* PROMPT A: In the records, swap "instruction-item" for "instruction-step" in everything from the line containing "denyut-nadi-cell [295,635,472,724]" down to the end of the records, leaving all else unchanged, and return only those lines.

* TEXT SECTION:
* BEGIN *
Spread your protection over them,
that all who love your name may be filled with joy.

For you bless the godly, O Lord;
you surround them with your shield of love.

(Psalm 5:11,12 NLT)

When I looked out my window I saw a dull gloomy day. Landscape photographers are dependent on the weather. Fog and rain can make interesting lighting conditions but in the autumn when the trees are in colour I wanted bright light. I didn’t feel like it, I decided to go anyway. Once I was on the road I saw a small patch of blue in the sky to the north.

I simply followed the light and  came to the end of the road at a small lake at the foot of a mountain. I parked and waited, enjoying God’s presence and soaked in the warm breeze and the song of the birds.

Then the sun broke through.
* END *
* PROMPT B: Condense the paragraph of the devotional text that begins "When I looked out my window" into a short bulleted list that keeps its main facts.

* DATA PROVIDED:
* BEGIN *
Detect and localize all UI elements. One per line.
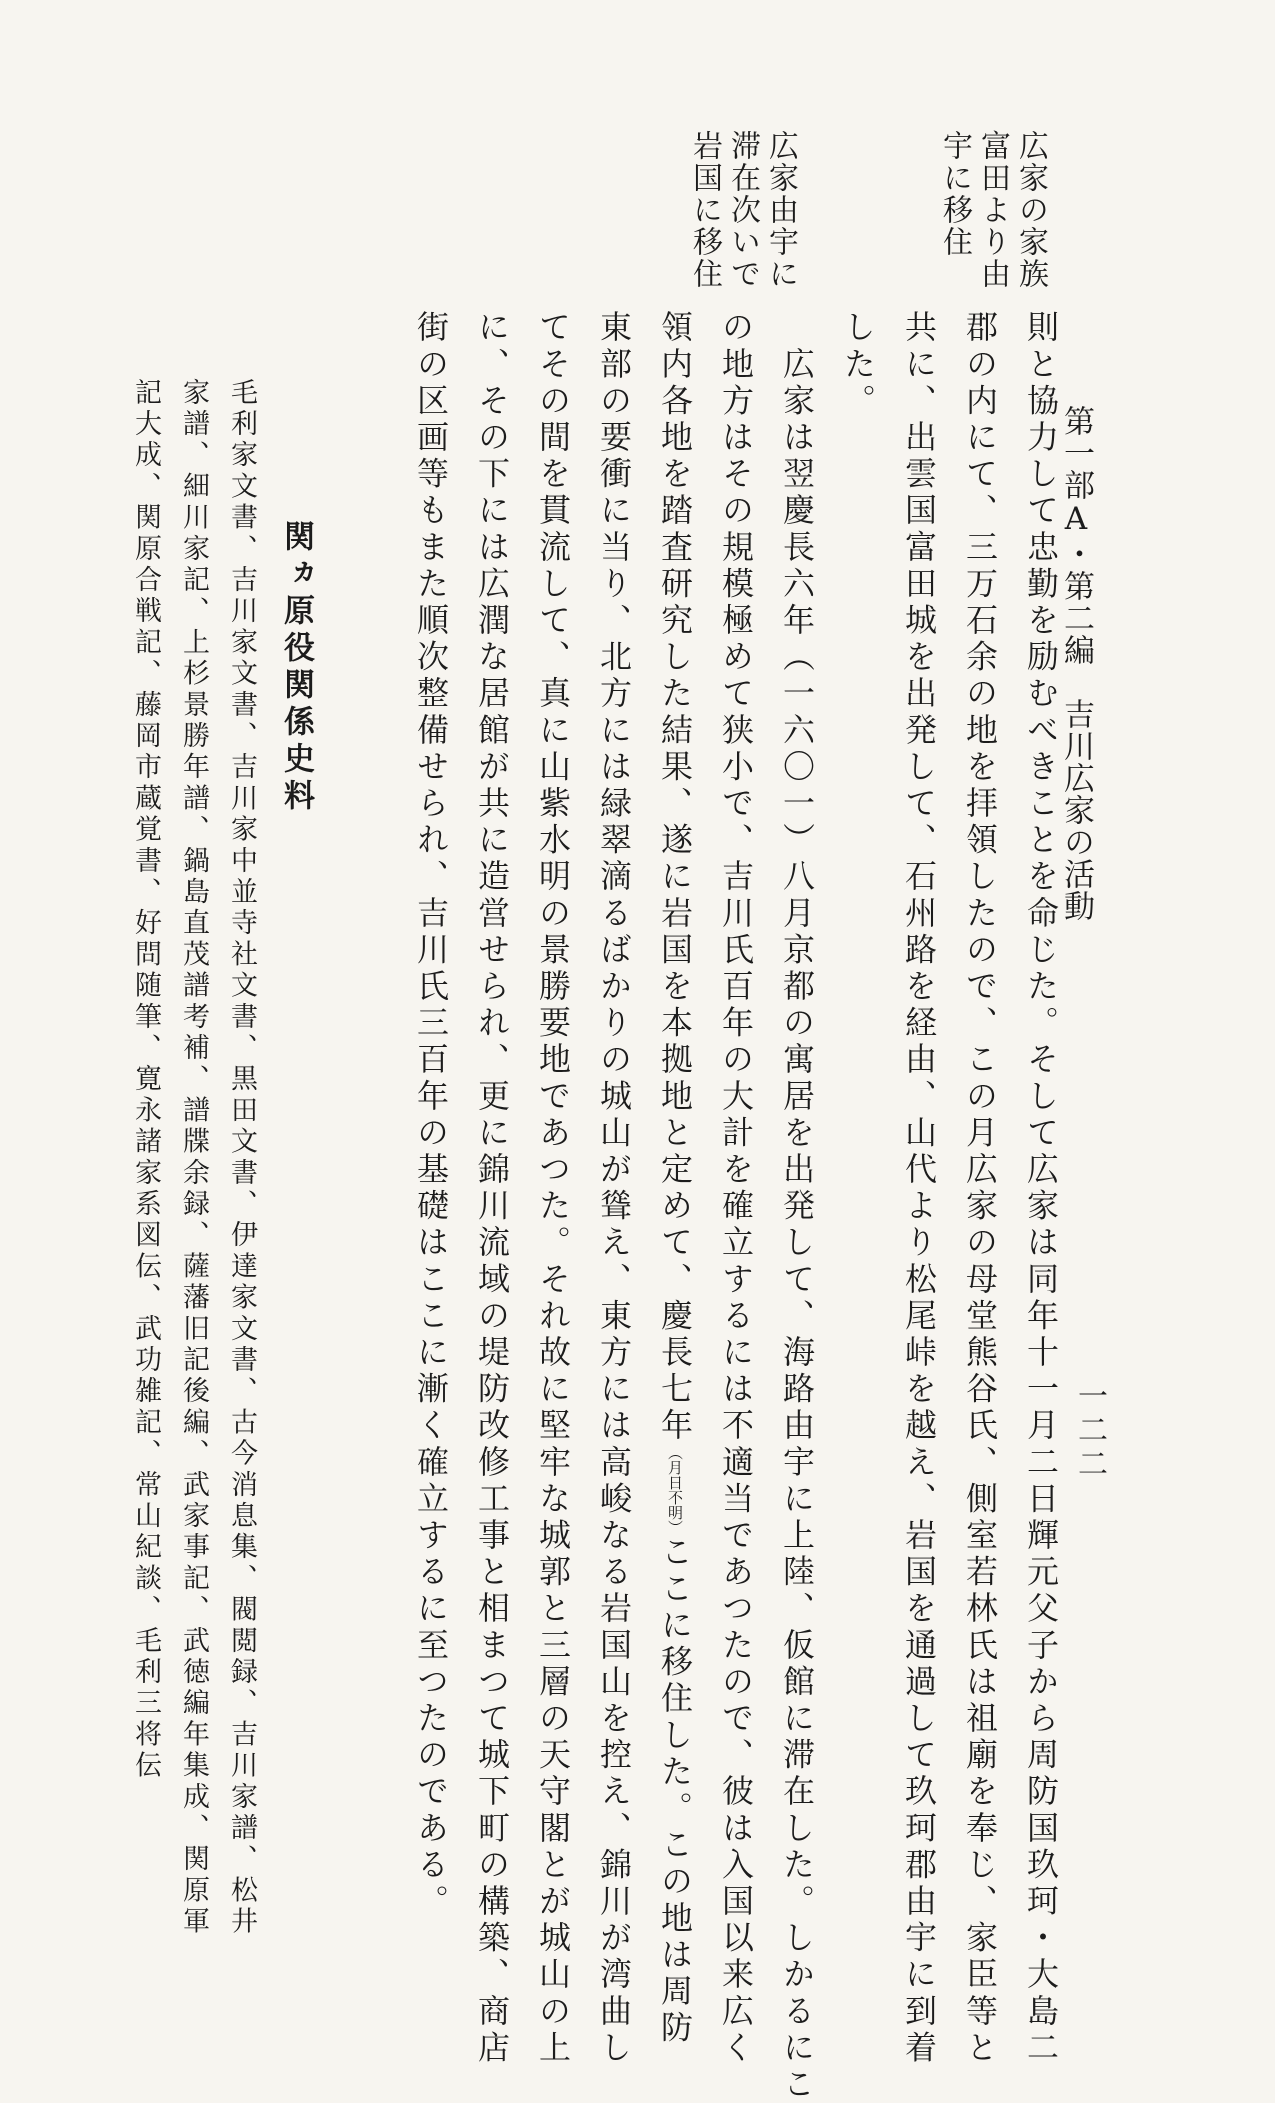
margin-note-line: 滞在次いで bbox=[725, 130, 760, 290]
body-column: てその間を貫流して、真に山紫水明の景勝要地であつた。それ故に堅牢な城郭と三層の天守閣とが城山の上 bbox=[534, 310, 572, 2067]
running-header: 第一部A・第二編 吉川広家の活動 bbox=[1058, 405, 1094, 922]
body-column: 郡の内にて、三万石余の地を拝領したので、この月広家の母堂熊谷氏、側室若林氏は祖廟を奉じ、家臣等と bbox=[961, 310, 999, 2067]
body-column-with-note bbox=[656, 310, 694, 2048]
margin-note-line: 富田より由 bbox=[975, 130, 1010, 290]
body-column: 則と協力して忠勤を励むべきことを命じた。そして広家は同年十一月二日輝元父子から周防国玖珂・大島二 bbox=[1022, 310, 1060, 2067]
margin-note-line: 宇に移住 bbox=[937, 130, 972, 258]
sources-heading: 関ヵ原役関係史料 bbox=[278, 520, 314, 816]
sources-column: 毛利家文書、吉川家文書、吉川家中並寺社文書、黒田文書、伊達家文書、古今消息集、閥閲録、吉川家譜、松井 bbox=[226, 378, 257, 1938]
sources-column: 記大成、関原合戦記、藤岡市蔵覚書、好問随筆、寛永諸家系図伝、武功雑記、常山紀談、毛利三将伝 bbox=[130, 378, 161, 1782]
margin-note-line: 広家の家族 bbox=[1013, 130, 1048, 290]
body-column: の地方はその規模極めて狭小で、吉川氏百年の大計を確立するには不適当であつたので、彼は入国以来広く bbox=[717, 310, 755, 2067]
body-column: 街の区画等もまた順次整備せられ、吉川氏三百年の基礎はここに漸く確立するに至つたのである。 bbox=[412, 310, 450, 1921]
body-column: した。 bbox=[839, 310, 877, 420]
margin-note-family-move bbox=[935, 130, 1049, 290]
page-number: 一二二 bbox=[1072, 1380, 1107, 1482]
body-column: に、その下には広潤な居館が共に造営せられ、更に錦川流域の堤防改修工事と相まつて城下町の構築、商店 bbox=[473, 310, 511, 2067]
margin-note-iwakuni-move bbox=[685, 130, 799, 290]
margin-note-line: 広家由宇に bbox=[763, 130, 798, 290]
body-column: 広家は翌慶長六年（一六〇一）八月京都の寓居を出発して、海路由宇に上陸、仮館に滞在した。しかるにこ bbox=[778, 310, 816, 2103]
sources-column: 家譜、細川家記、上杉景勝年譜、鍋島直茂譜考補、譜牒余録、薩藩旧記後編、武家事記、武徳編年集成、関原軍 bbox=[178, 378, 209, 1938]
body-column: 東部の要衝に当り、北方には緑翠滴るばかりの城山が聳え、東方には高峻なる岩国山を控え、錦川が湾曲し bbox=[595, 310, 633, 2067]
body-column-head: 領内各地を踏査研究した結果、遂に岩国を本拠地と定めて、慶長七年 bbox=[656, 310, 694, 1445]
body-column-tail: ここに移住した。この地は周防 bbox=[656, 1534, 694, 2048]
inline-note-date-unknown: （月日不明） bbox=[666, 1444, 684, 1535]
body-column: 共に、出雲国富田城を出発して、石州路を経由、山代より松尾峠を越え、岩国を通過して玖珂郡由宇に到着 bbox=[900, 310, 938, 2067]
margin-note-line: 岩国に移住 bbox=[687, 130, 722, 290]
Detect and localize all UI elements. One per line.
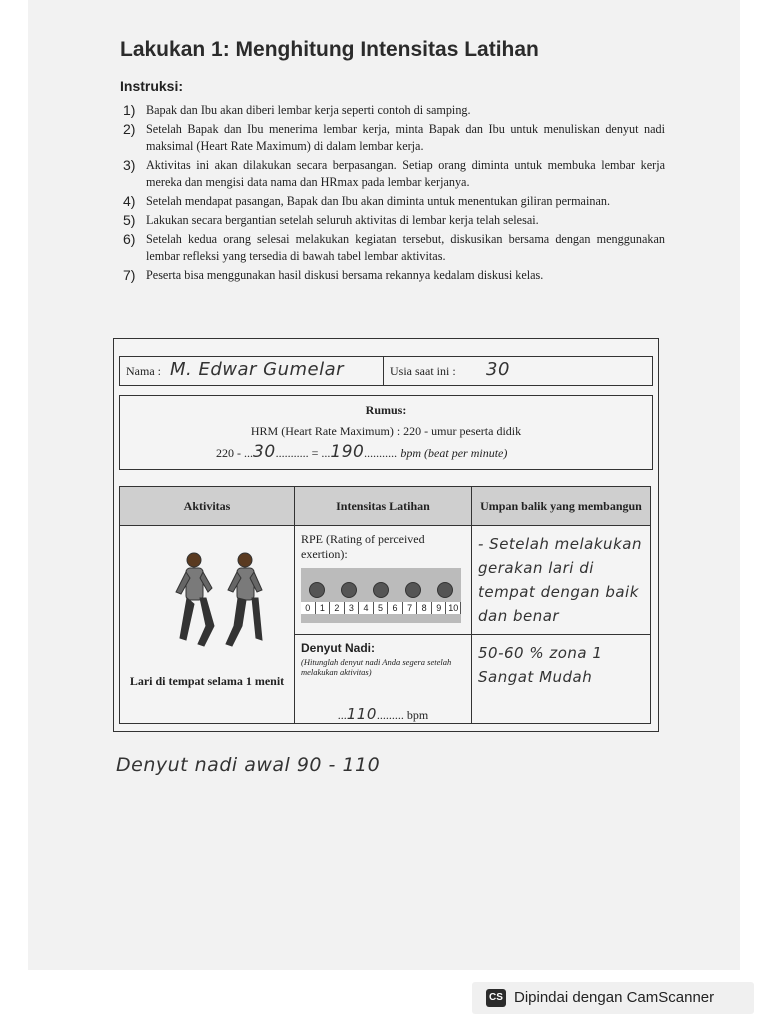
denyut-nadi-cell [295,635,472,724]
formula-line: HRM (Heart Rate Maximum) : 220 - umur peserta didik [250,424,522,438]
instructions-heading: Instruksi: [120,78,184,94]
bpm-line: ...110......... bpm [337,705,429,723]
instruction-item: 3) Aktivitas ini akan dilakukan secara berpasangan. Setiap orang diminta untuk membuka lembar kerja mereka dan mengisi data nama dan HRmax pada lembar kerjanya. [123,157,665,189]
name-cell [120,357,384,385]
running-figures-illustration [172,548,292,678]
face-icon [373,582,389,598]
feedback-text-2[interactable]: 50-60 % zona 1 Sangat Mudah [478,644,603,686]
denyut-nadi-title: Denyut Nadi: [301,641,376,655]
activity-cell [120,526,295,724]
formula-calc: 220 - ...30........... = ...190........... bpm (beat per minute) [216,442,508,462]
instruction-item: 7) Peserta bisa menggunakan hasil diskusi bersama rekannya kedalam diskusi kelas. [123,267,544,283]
* END *
* CORRECT RESULT A:
denyut-nadi-cell [295,635,472,724]
formula-line: HRM (Heart Rate Maximum) : 220 - umur peserta didik [250,424,522,438]
instructions-heading: Instruksi: [120,78,184,94]
bpm-line: ...110......... bpm [337,705,429,723]
instruction-step: 3) Aktivitas ini akan dilakukan secara berpasangan. Setiap orang diminta untuk membuka lembar kerja mereka dan mengisi data nama dan HRmax pada lembar kerjanya. [123,157,665,189]
name-cell [120,357,384,385]
running-figures-illustration [172,548,292,678]
face-icon [373,582,389,598]
feedback-text-2[interactable]: 50-60 % zona 1 Sangat Mudah [478,644,603,686]
denyut-nadi-title: Denyut Nadi: [301,641,376,655]
activity-cell [120,526,295,724]
formula-calc: 220 - ...30........... = ...190........... bpm (beat per minute) [216,442,508,462]
instruction-step: 7) Peserta bisa menggunakan hasil diskusi bersama rekannya kedalam diskusi kelas. [123,267,544,283]

* CORRECT RESULT B:
- The day looked dull and gloomy from the window.
- Landscape photographers depend on the weather. Fog and rain can give interesting light, but autumn colors called for bright light.
- Despite not feeling like it, the writer decided to go anyway.
- Once on the road, the writer saw a small patch of blue sky to the north.